## Aim
Select and reproduce each line of the listing below that bears the string "Mezcla".

## Items
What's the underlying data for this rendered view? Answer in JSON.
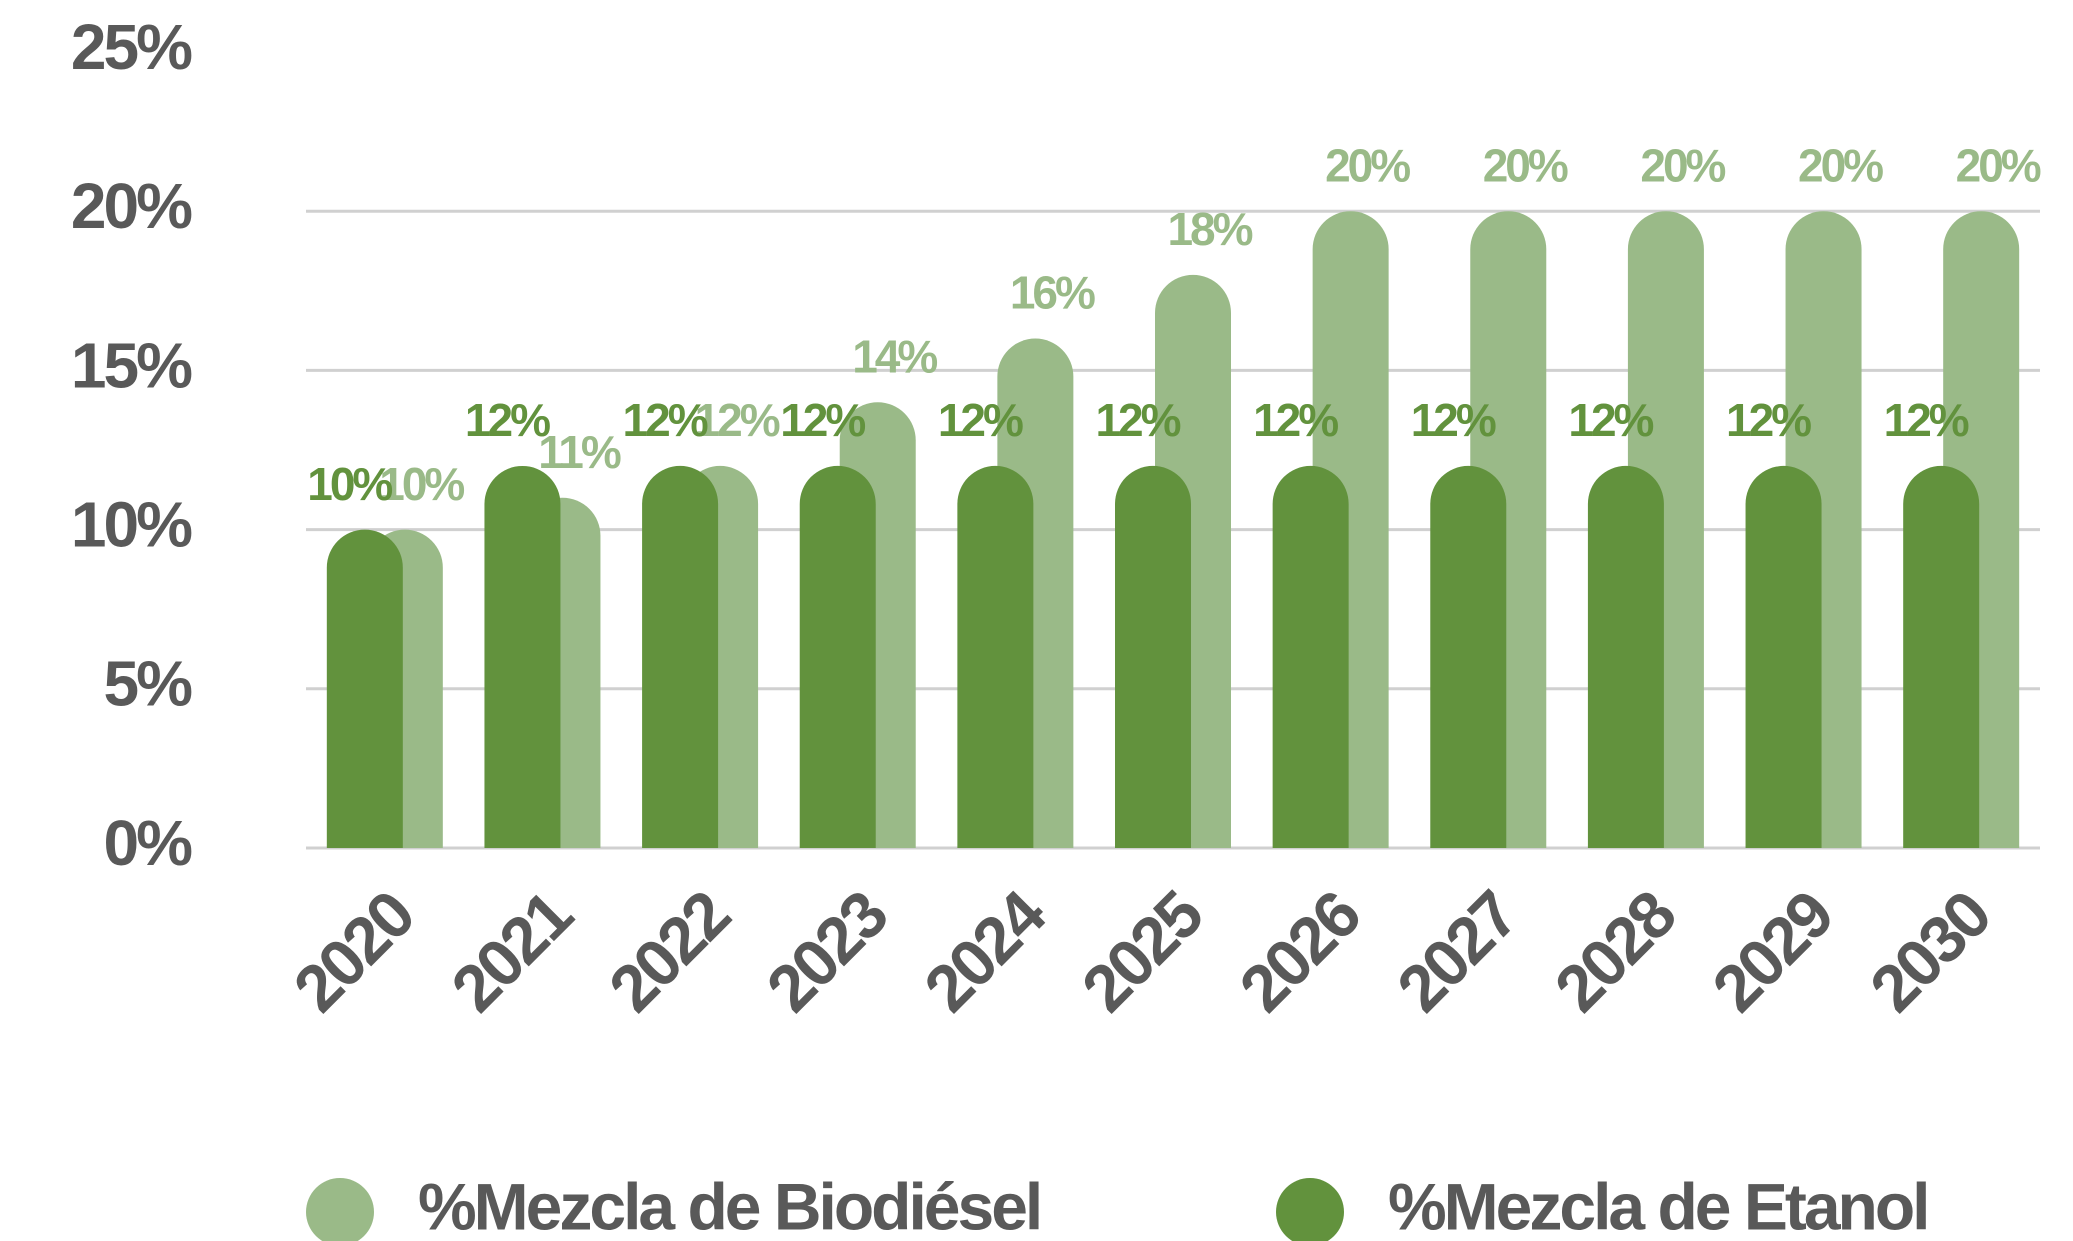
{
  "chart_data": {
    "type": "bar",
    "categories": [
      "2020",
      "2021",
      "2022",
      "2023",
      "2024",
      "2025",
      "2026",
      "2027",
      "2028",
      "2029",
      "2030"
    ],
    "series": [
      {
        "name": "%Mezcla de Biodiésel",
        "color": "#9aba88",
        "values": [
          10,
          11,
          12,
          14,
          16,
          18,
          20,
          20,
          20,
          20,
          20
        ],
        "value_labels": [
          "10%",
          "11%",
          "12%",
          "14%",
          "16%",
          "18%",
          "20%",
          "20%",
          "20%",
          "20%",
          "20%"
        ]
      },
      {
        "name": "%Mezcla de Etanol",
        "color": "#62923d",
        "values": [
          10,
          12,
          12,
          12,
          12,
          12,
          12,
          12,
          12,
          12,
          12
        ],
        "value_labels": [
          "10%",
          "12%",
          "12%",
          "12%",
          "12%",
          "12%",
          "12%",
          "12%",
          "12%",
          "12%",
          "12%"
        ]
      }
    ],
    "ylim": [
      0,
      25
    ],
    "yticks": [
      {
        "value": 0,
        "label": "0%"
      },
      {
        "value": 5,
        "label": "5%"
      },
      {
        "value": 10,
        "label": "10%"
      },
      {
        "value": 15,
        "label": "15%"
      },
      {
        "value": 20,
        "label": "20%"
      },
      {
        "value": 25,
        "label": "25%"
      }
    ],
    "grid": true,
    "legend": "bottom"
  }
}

## Final result
        "name": "%Mezcla de Biodiésel",
        "name": "%Mezcla de Etanol",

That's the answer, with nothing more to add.